> Do this:
List all lines in the material below that contain "Dollar".

-- start Recorded information --

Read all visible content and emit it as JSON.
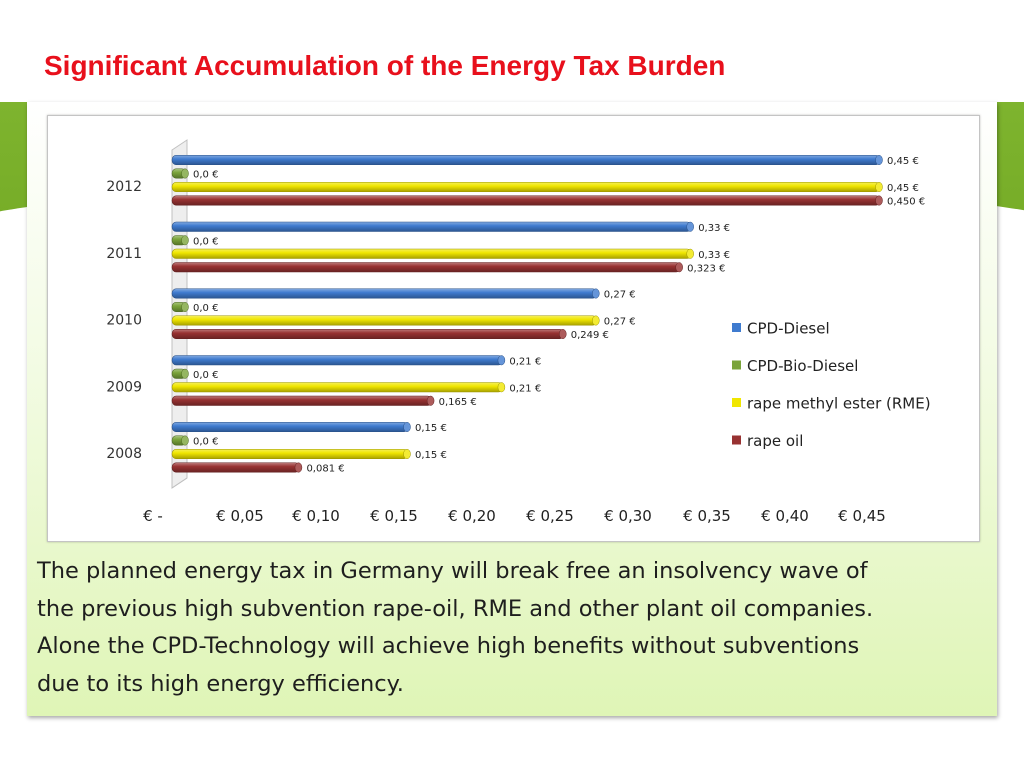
{
  "slide": {
    "title": "Significant Accumulation of the Energy Tax Burden",
    "body_lines": [
      "The planned energy tax in Germany will break free an insolvency wave of",
      "the previous high subvention rape-oil, RME and other plant oil companies.",
      "Alone the CPD-Technology will achieve high benefits  without subventions",
      "due to its high energy efficiency."
    ]
  },
  "chart_data": {
    "type": "bar",
    "orientation": "horizontal",
    "style": "3d-cylinder",
    "categories": [
      "2012",
      "2011",
      "2010",
      "2009",
      "2008"
    ],
    "xlim": [
      0,
      0.45
    ],
    "x_tick_labels": [
      "€ -",
      "€ 0,05",
      "€ 0,10",
      "€ 0,15",
      "€ 0,20",
      "€ 0,25",
      "€ 0,30",
      "€ 0,35",
      "€ 0,40",
      "€ 0,45"
    ],
    "legend_position": "right",
    "series": [
      {
        "name": "CPD-Diesel",
        "color": "#3f7bcf",
        "values": [
          0.45,
          0.33,
          0.27,
          0.21,
          0.15
        ],
        "labels": [
          "0,45 €",
          "0,33 €",
          "0,27 €",
          "0,21 €",
          "0,15 €"
        ]
      },
      {
        "name": "CPD-Bio-Diesel",
        "color": "#7aa43a",
        "values": [
          0.0,
          0.0,
          0.0,
          0.0,
          0.0
        ],
        "labels": [
          "0,0 €",
          "0,0 €",
          "0,0 €",
          "0,0 €",
          "0,0 €"
        ]
      },
      {
        "name": "rape methyl ester (RME)",
        "color": "#f0e600",
        "values": [
          0.45,
          0.33,
          0.27,
          0.21,
          0.15
        ],
        "labels": [
          "0,45 €",
          "0,33 €",
          "0,27 €",
          "0,21 €",
          "0,15 €"
        ]
      },
      {
        "name": "rape oil",
        "color": "#983232",
        "values": [
          0.45,
          0.323,
          0.249,
          0.165,
          0.081
        ],
        "labels": [
          "0,450 €",
          "0,323 €",
          "0,249 €",
          "0,165 €",
          "0,081 €"
        ]
      }
    ]
  }
}
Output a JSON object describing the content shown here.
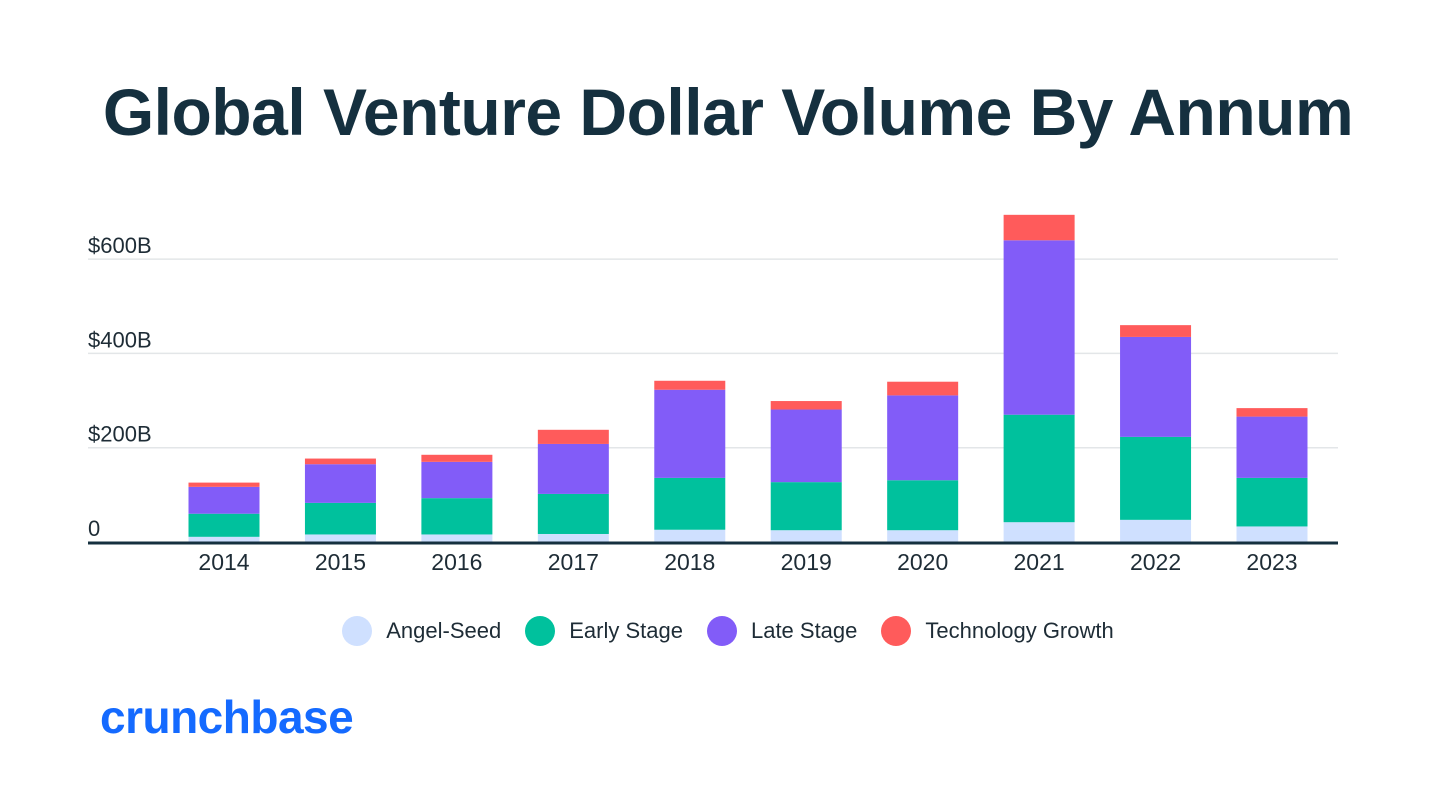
{
  "title": "Global Venture Dollar Volume By Annum",
  "brand": {
    "name": "crunchbase",
    "color": "#146aff"
  },
  "chart_data": {
    "type": "bar",
    "stacked": true,
    "title": "Global Venture Dollar Volume By Annum",
    "xlabel": "",
    "ylabel": "",
    "ylim": [
      0,
      700
    ],
    "y_unit": "$B",
    "y_ticks": [
      {
        "value": 0,
        "label": "0"
      },
      {
        "value": 200,
        "label": "$200B"
      },
      {
        "value": 400,
        "label": "$400B"
      },
      {
        "value": 600,
        "label": "$600B"
      }
    ],
    "grid": true,
    "legend_position": "bottom-center",
    "categories": [
      "2014",
      "2015",
      "2016",
      "2017",
      "2018",
      "2019",
      "2020",
      "2021",
      "2022",
      "2023"
    ],
    "series": [
      {
        "name": "Angel-Seed",
        "color": "#cfe0ff",
        "values": [
          11,
          16,
          16,
          17,
          26,
          25,
          25,
          42,
          47,
          33
        ]
      },
      {
        "name": "Early Stage",
        "color": "#00c19d",
        "values": [
          49,
          67,
          77,
          85,
          110,
          102,
          106,
          228,
          176,
          103
        ]
      },
      {
        "name": "Late Stage",
        "color": "#825cf8",
        "values": [
          57,
          82,
          77,
          106,
          187,
          154,
          180,
          370,
          212,
          130
        ]
      },
      {
        "name": "Technology Growth",
        "color": "#ff5b5b",
        "values": [
          9,
          12,
          15,
          30,
          19,
          18,
          29,
          54,
          25,
          18
        ]
      }
    ]
  }
}
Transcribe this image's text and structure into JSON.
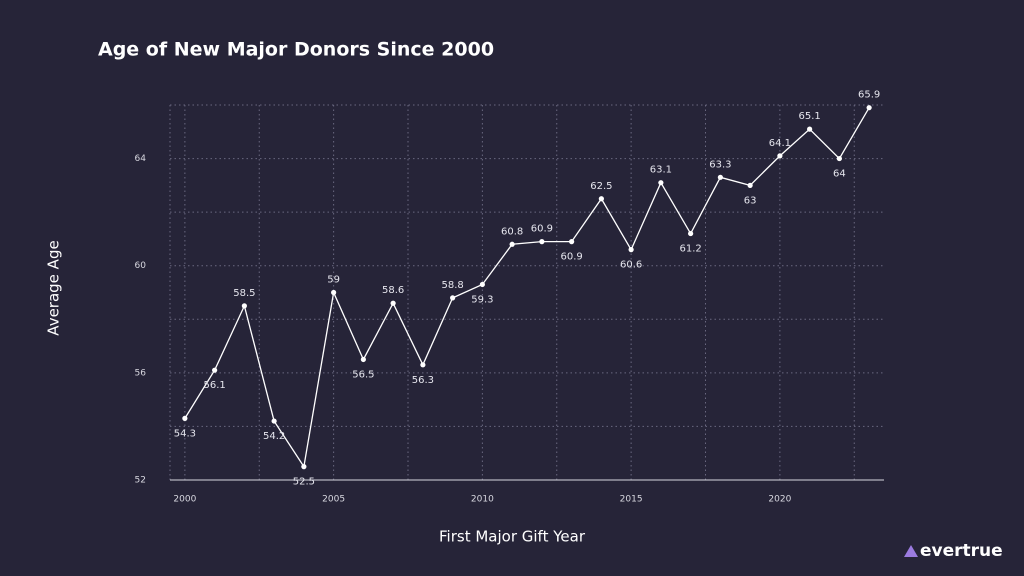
{
  "chart_data": {
    "type": "line",
    "title": "Age of New Major Donors Since 2000",
    "x_label": "First Major Gift Year",
    "y_label": "Average Age",
    "x": [
      2000,
      2001,
      2002,
      2003,
      2004,
      2005,
      2006,
      2007,
      2008,
      2009,
      2010,
      2011,
      2012,
      2013,
      2014,
      2015,
      2016,
      2017,
      2018,
      2019,
      2020,
      2021,
      2022,
      2023
    ],
    "series": [
      {
        "name": "Average Age",
        "color": "#ffffff",
        "values": [
          54.3,
          56.1,
          58.5,
          54.2,
          52.5,
          59,
          56.5,
          58.6,
          56.3,
          58.8,
          59.3,
          60.8,
          60.9,
          60.9,
          62.5,
          60.6,
          63.1,
          61.2,
          63.3,
          63,
          64.1,
          65.1,
          64,
          65.9
        ]
      }
    ],
    "xlim": [
      1999.5,
      2023.5
    ],
    "xticks": [
      2000,
      2005,
      2010,
      2015,
      2020
    ],
    "ylim": [
      52,
      66
    ],
    "yticks": [
      52,
      56,
      60,
      64
    ],
    "grid": true,
    "data_labels": true
  },
  "brand": "evertrue"
}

-- end Recorded information --

> Exercise answer:
  "title": "Global Venture Dollar Volume By Annum",
    "title": "Global Venture Dollar Volume By Annum",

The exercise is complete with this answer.